━━━ Excerpt to read

Works On Paper | 16th – 27th February

 

Works On Paper
16th – 27th February

Private view: 16th February, 6:00 – 8:30pm

Welcome to our first Works On Paper exhibition of 2022! Our focus is to give emerging artists a platform to share their work with our viewers in person as well as online. This exhibition will host artists from the UK and abroad. Our Works On Paper exhibitions is exacly what it says it is – we showecase artwork made with or on paper. This can include painting, drawing and even scultpture. Visit the gallery and our website to see the inventive ways our artists work in with this seemingly simple medium.

 

Open:
10am – 6pm Monday to Friday
12 – 6pm Sunday

 

ARTISTS

 

PHILLIP REFORD @redford.phil5

Philip studied at Brighton from 1960-66 (post grad Printmaking 1965-66). He retired full time lecturing Leeds  Metropolitan University 1997 after 30 years. He was an exhibition organiser at Leicester Society of Artists from 2012- 15 and a part time tutor for York Foundation 1977-2002. Although a Printmaking tutor painting has always been his central  practice which has formed and re-formed through time from non-figurative  imagery to figurative imagery. His interest in classical music and opera have resulted in artists books of which Redford has so far produced ten. His series of five hand printed ‘Wagner’ books are in the British Library collection.

CHLOÉ BITOUNE @c4p-draw

“I am a young Frenchwoman and have always loved art since I could hold a pencil in my hand and draw. I did 3 years in a Parisian art school. This is my very first exhibition and I am honored to do it in London.”

EMILIA ROSKOSZ @roskosz.arts

Emilia is a self-taught Polish artist, currently residing in the UK. She works mostly with dry media such as graphite pencils and charcoal with a penchant for darker surrealism and body horror.  In her home country, she displayed works in various small exhibitions from a young age. Upon her move to England to get her bachelors diploma in interior design, small exhibitions such as these have been put on hold. The last couple of years proved that university, work and life abroad is balanced enough so that she can reconnect with her hobbies and start stepping onto the new, wider, exciting British art scene.

“I don’t try to change the world, I just jab the problem with my pencil.
To stay positive in life I need a way to express my more pessimistic feelings in a productive way. I take inspiration from legends and mythology to comment on contemporary topics that feel important to me. My works are the result of the righteous anger of youth and the influence of folklore from the areas I call home- my native Poland and my new home, Cornwall. I mix Slavic mythology with Celtic traditions to create an emotional commentary on the environmental crisis, mental health, social inequality, and dystopian future of my generation. I reduce the colour palette of my works to the barest minimum so the light and shadow can point towards the symbols and tropes I evoke in my drawings in hopes someone can see what I saw when I created them.”

 

DOM BUNBURY @dbunburyart

British born London artist Dom Bunbury, 31, presents 13 eclectic pieces in his series “figures and sensuality” ranging from pencil, to pen and ink and even mixed media. Working with a strong interest in the female form he aims to create pieces that attract and excite the mind, done with varying techniques of style often reflective of his mood at the time of creation.

━━━━━━
━━━ Record set

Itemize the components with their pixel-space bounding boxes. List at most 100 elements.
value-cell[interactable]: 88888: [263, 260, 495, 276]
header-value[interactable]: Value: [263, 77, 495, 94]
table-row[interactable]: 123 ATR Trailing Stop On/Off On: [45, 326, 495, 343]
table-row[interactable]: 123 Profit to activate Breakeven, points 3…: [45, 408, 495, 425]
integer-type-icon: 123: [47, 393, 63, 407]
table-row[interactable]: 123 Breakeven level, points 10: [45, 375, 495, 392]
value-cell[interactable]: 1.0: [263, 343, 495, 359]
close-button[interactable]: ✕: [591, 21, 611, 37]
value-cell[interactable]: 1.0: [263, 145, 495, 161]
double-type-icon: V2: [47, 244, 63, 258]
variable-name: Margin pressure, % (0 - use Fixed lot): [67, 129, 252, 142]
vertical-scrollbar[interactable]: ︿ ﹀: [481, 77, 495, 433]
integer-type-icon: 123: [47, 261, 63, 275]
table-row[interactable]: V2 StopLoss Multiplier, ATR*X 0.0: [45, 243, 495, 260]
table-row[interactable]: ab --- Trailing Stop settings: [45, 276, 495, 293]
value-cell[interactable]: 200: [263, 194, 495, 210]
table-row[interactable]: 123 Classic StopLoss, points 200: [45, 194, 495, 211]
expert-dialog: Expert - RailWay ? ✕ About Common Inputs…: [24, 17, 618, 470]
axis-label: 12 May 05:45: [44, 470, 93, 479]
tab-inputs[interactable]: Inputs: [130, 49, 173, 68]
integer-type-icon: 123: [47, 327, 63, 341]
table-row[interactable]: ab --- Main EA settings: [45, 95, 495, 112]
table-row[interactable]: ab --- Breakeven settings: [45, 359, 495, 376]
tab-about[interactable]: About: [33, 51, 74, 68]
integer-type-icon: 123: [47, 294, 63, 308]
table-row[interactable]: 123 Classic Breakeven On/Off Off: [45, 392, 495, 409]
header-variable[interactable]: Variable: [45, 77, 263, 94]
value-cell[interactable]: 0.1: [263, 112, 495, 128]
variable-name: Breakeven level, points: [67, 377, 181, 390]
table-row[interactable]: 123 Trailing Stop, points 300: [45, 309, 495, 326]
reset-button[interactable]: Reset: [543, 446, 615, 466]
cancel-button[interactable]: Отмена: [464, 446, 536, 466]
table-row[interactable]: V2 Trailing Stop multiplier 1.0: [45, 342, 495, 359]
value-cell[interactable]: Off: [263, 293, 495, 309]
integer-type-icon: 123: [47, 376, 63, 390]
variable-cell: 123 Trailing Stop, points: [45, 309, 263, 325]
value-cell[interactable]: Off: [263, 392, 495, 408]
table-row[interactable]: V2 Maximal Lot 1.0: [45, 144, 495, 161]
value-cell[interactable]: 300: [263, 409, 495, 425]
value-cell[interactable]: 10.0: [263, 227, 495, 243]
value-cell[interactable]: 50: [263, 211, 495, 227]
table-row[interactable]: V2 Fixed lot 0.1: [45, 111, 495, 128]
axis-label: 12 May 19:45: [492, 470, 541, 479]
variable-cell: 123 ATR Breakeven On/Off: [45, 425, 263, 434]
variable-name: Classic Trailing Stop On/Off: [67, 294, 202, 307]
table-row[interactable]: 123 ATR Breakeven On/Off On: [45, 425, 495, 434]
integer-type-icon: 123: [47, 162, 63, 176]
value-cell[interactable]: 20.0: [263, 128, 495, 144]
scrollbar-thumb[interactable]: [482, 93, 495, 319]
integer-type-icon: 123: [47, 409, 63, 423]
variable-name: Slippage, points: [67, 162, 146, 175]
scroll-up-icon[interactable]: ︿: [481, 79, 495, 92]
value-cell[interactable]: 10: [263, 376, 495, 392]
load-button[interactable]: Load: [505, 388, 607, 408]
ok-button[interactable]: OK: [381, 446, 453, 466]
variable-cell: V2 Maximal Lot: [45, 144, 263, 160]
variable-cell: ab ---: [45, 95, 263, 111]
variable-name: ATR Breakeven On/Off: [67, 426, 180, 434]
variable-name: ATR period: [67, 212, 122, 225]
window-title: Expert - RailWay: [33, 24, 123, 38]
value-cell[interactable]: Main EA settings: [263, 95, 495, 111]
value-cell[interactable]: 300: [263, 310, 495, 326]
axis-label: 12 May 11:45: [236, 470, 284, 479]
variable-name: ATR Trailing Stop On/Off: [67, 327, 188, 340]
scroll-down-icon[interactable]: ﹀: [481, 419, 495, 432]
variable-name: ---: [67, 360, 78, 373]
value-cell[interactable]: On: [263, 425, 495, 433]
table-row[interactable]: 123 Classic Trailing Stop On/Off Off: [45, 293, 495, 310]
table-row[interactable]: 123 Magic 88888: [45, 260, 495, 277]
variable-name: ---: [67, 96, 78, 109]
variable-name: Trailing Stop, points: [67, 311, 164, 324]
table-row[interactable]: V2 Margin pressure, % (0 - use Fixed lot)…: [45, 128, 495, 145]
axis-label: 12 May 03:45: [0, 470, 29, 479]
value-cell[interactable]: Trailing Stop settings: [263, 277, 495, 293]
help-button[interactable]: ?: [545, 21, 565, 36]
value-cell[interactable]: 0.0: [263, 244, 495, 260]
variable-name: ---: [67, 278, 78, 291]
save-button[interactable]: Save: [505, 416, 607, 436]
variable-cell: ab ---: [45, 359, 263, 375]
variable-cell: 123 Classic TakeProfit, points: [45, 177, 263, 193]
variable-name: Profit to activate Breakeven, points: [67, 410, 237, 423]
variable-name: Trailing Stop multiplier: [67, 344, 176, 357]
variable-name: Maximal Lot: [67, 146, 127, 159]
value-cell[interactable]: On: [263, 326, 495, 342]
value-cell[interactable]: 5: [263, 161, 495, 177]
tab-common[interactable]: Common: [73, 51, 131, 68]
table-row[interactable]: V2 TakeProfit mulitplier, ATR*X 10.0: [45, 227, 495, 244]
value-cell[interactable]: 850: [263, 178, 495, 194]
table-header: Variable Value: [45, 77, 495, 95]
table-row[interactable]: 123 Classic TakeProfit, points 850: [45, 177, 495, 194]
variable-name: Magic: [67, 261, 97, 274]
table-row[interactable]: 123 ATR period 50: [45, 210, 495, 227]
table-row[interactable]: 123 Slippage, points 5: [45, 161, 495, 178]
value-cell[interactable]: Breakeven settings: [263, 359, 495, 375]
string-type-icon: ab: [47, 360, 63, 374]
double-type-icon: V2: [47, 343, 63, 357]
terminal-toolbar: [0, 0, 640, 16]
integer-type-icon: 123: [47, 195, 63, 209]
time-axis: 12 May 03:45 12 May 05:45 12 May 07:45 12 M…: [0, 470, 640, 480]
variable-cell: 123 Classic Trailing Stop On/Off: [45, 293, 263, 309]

━━━━━━

» **Goal A**
From the Works On Paper exhibition page, output the passage that begins with the words "Philip studied at" and ends after the words "British Library collection.".
» **Goal B**
Translate this sentence from the Works On Paper exhibition page into French: "This exhibition will host artists from the UK and abroad."

» **Expected answer A**
Philip studied at Brighton from 1960-66 (post grad Printmaking 1965-66). He retired full time lecturing Leeds  Metropolitan University 1997 after 30 years. He was an exhibition organiser at Leicester Society of Artists from 2012- 15 and a part time tutor for York Foundation 1977-2002. Although a Printmaking tutor painting has always been his central  practice which has formed and re-formed through time from non-figurative  imagery to figurative imagery. His interest in classical music and opera have resulted in artists books of which Redford has so far produced ten. His series of five hand printed ‘Wagner’ books are in the British Library collection.

» **Expected answer B**
Cette exposition accueillera des artistes du Royaume-Uni et de l'étranger.